| Action item |
Revise the essay on health care journalism starting with "But not every" and going on through "and minimal accountability.", writing "health care system" in place of "healthcare system".

| Extracted text |
****************************************

In 2015, a few months before I started working at HealthNewsReview.org, Cosmopolitan magazine published my article, “Why are so many American women dying in childbirth?”
Tired of women getting blamed for the problem, I used my personal story to explore the fissures in U.S. maternal health care: At the hospital where I gave birth, and in my prenatal midwife appointments near the end of my pregnancy, I didn’t feel safe, I didn’t feel listened to, and I didn’t feel respected.
Now, in my final few weeks on the job, as HealthNewsReview.org comes to a close, I find myself (gratefully) reflecting on a recent opposite experience. In November, I had abdominal laparoscopic surgery and I couldn’t have asked for a better medical team and hospital. I felt safe, I felt listened to, I felt respected. I also felt pampered, as the hospital had plenty of extra perks, like a personal bed warmer, a compassionate nurse who stayed by my side all day, and a rooftop garden. My eye-popping bill, covered by my insurance, revealed how this was all possible.
In the days after, I kept thinking, that was really nice, but where’s the middle ground? Reliable, effective care without bells and whistles that make it unnecessarily expensive?
And when I came back to work after time off to heal, this thought expanded to healthcare journalism: We see a lot of really low-quality journalism–hastily written, blatantly promotional, and often molded into clickbait. Too much money is apparently being spent on daily not-ready-for-prime-time health care news – money that dresses up unimportant health care news with attention-grabbing wrapping paper that isn’t warranted. Why are people even being paid to do churnalism, churning out junk news every day to meet some quota? And why are some being paid to put their name on what is really just a regurgitated news release?
At the other end of the spectrum, a handful of news organizations regularly offer up stellar investigative or in-depth explanatory journalism, which we’ve made sure to showcase in our 5-Star Friday series. Our nominees all have two things in common: They took time and money to create, which are both in short supply for many news organizations.
But not every story needs to be either clickbait or worthy of a Pulitzer. The middle ground–complete yet efficient reporting–is what both readers want and need to read. Adopting our 10 criteria can be a good starting point for this kind of journalism, as these review examples demonstrate:
More of this kind of reporting is what readers want–and need–as they wade through an increasingly complex and expensive healthcare system, full of misplaced incentives, questionably effective treatments, weaker regulations, and minimal accountability.
The first two examples here took “the long view” — instead of focusing on a new study, they take a wider look at the health problem at hand, and what the research shows–and doesn’t show. The third example uses a new study as the starting point for a larger discussion of the challenges of tapering off opioids for chronic pain. Richly sourced, they are far from clickbait, yet they didn’t require any special sleuthing or fancy storytelling.
In other words, they walk the middle ground, and by doing so, stand out from the crowd.

****************************************

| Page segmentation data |
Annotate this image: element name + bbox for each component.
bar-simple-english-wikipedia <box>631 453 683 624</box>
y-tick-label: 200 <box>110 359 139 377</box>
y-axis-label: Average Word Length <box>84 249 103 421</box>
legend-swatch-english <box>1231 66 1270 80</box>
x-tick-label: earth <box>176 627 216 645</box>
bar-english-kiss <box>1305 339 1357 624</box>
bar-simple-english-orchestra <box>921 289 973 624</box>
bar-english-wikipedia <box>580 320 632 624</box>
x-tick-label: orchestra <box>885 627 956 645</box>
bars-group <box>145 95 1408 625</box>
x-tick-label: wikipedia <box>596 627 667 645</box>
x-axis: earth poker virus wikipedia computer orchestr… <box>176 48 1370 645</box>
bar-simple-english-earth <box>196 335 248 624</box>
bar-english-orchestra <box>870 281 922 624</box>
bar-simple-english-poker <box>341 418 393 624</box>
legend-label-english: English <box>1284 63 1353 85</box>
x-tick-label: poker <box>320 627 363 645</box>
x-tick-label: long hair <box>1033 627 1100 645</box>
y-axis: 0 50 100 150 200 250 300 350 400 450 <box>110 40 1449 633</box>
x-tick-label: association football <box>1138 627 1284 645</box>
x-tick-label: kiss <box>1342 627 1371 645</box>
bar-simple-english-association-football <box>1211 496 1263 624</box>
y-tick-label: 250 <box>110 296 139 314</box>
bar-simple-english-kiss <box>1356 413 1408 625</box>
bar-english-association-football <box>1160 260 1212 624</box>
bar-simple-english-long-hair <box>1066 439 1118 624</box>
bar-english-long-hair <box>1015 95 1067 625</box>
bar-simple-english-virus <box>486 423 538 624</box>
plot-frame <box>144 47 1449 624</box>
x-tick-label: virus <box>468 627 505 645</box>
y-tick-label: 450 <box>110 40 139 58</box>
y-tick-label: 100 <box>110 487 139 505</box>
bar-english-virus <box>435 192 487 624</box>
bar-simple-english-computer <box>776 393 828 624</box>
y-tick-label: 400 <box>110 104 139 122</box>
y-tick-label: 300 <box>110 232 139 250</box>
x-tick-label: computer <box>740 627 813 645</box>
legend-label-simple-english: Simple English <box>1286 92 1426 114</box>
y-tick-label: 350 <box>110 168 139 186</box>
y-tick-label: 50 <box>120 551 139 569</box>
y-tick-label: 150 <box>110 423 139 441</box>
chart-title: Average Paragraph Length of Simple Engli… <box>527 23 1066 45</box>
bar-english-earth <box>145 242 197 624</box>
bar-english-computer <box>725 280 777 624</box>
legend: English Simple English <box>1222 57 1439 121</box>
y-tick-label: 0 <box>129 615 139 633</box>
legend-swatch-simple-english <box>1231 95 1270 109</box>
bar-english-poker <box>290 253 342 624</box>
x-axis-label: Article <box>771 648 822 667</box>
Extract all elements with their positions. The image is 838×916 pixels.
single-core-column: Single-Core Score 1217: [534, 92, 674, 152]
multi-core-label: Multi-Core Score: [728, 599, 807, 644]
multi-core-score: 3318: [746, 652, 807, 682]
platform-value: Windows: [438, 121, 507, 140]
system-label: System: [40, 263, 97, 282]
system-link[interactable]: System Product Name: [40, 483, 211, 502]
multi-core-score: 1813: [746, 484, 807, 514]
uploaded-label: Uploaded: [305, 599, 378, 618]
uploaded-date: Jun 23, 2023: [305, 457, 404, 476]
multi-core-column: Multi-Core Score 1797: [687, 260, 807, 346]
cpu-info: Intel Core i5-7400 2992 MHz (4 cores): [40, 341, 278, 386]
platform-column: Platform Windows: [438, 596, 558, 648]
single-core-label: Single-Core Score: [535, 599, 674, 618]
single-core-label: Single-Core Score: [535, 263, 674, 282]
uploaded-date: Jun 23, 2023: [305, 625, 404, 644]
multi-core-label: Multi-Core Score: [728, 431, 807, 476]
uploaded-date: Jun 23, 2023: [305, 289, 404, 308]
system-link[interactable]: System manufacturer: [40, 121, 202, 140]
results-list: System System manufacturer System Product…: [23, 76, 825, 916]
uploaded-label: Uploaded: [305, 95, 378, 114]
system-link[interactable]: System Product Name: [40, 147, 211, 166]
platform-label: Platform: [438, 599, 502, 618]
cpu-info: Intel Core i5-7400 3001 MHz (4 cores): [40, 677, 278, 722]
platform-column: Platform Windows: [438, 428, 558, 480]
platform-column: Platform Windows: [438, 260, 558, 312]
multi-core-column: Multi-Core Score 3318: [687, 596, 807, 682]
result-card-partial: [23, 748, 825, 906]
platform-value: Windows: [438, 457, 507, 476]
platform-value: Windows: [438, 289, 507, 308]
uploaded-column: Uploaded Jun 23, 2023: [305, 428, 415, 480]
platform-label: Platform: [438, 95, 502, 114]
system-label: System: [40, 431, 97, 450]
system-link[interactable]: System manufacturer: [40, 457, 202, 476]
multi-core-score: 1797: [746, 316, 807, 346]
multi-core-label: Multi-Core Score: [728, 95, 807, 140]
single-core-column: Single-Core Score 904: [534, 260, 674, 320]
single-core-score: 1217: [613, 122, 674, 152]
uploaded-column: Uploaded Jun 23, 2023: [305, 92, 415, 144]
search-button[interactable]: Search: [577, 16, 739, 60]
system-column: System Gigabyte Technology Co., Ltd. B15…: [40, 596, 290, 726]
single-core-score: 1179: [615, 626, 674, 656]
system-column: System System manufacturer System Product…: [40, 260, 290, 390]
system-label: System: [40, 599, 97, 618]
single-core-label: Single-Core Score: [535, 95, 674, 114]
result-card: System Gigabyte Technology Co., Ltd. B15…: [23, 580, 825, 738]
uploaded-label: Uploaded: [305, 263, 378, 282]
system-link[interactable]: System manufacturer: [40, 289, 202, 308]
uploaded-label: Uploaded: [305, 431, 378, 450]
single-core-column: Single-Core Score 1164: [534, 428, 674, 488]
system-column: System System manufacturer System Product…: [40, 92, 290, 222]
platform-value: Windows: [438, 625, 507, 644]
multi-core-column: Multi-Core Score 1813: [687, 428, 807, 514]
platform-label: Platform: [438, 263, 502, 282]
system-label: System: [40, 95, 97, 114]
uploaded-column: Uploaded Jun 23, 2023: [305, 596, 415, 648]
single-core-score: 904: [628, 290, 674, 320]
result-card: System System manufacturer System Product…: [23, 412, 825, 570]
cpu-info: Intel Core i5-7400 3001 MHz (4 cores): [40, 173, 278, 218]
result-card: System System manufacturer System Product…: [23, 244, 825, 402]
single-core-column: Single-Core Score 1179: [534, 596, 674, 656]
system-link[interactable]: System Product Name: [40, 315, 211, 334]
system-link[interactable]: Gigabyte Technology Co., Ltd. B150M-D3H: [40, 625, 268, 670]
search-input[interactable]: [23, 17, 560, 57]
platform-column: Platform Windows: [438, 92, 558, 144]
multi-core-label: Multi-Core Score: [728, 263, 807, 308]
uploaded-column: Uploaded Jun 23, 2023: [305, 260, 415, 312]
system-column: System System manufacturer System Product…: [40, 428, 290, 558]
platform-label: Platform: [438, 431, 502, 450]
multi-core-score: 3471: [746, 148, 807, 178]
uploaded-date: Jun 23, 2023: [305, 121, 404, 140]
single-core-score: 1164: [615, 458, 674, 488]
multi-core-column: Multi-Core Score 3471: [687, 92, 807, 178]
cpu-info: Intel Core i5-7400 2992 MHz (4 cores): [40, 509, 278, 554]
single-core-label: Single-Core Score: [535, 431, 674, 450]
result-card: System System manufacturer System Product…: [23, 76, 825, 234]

****************************************

| Solution for this task |
But not every story needs to be either clickbait or worthy of a Pulitzer. The middle ground–complete yet efficient reporting–is what both readers want and need to read. Adopting our 10 criteria can be a good starting point for this kind of journalism, as these review examples demonstrate:
More of this kind of reporting is what readers want–and need–as they wade through an increasingly complex and expensive health care system, full of misplaced incentives, questionably effective treatments, weaker regulations, and minimal accountability.